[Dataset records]
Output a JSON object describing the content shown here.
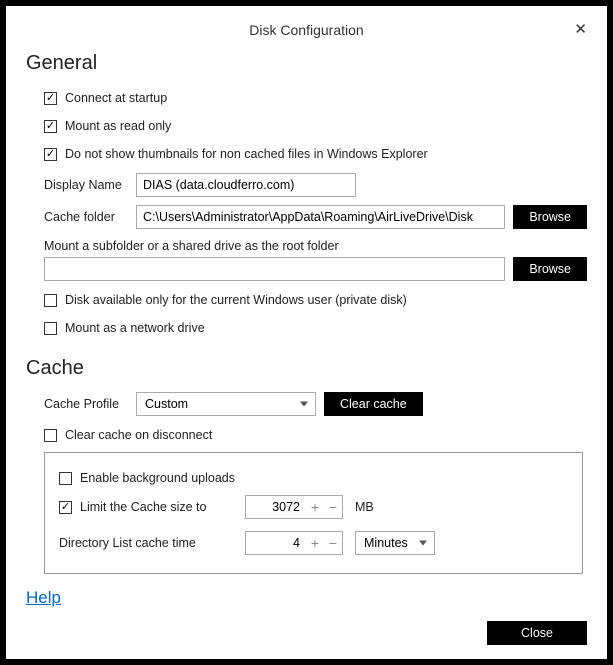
{
  "title": "Disk Configuration",
  "general": {
    "heading": "General",
    "connect_startup": {
      "label": "Connect at startup",
      "checked": true
    },
    "mount_readonly": {
      "label": "Mount as read only",
      "checked": true
    },
    "no_thumbnails": {
      "label": "Do not show thumbnails for non cached files in Windows Explorer",
      "checked": true
    },
    "display_name_label": "Display Name",
    "display_name_value": "DIAS (data.cloudferro.com)",
    "cache_folder_label": "Cache folder",
    "cache_folder_value": "C:\\Users\\Administrator\\AppData\\Roaming\\AirLiveDrive\\Disk",
    "browse": "Browse",
    "subfolder_label": "Mount a subfolder or a shared drive as the root folder",
    "subfolder_value": "",
    "private_disk": {
      "label": "Disk available only for the current Windows user (private disk)",
      "checked": false
    },
    "network_drive": {
      "label": "Mount as a network drive",
      "checked": false
    }
  },
  "cache": {
    "heading": "Cache",
    "profile_label": "Cache Profile",
    "profile_value": "Custom",
    "clear_cache": "Clear cache",
    "clear_on_disconnect": {
      "label": "Clear cache on disconnect",
      "checked": false
    },
    "enable_bg_uploads": {
      "label": "Enable background uploads",
      "checked": false
    },
    "limit_cache": {
      "label": "Limit the Cache size to",
      "checked": true
    },
    "limit_value": "3072",
    "limit_unit": "MB",
    "dir_list_label": "Directory List cache time",
    "dir_list_value": "4",
    "dir_list_unit": "Minutes"
  },
  "help": "Help",
  "close": "Close"
}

What is required | Transcribe the records above exactly, leaving out every picture.

Answer for this exercise |
Output a JSON object describing the content shown here.
{
  "title": "Disk Configuration",
  "general": {
    "heading": "General",
    "connect_startup": {
      "label": "Connect at startup",
      "checked": true
    },
    "mount_readonly": {
      "label": "Mount as read only",
      "checked": true
    },
    "no_thumbnails": {
      "label": "Do not show thumbnails for non cached files in Windows Explorer",
      "checked": true
    },
    "display_name_label": "Display Name",
    "display_name_value": "DIAS (data.cloudferro.com)",
    "cache_folder_label": "Cache folder",
    "cache_folder_value": "C:\\Users\\Administrator\\AppData\\Roaming\\AirLiveDrive\\Disk",
    "browse": "Browse",
    "subfolder_label": "Mount a subfolder or a shared drive as the root folder",
    "subfolder_value": "",
    "private_disk": {
      "label": "Disk available only for the current Windows user (private disk)",
      "checked": false
    },
    "network_drive": {
      "label": "Mount as a network drive",
      "checked": false
    }
  },
  "cache": {
    "heading": "Cache",
    "profile_label": "Cache Profile",
    "profile_value": "Custom",
    "clear_cache": "Clear cache",
    "clear_on_disconnect": {
      "label": "Clear cache on disconnect",
      "checked": false
    },
    "enable_bg_uploads": {
      "label": "Enable background uploads",
      "checked": false
    },
    "limit_cache": {
      "label": "Limit the Cache size to",
      "checked": true
    },
    "limit_value": "3072",
    "limit_unit": "MB",
    "dir_list_label": "Directory List cache time",
    "dir_list_value": "4",
    "dir_list_unit": "Minutes"
  },
  "help": "Help",
  "close": "Close"
}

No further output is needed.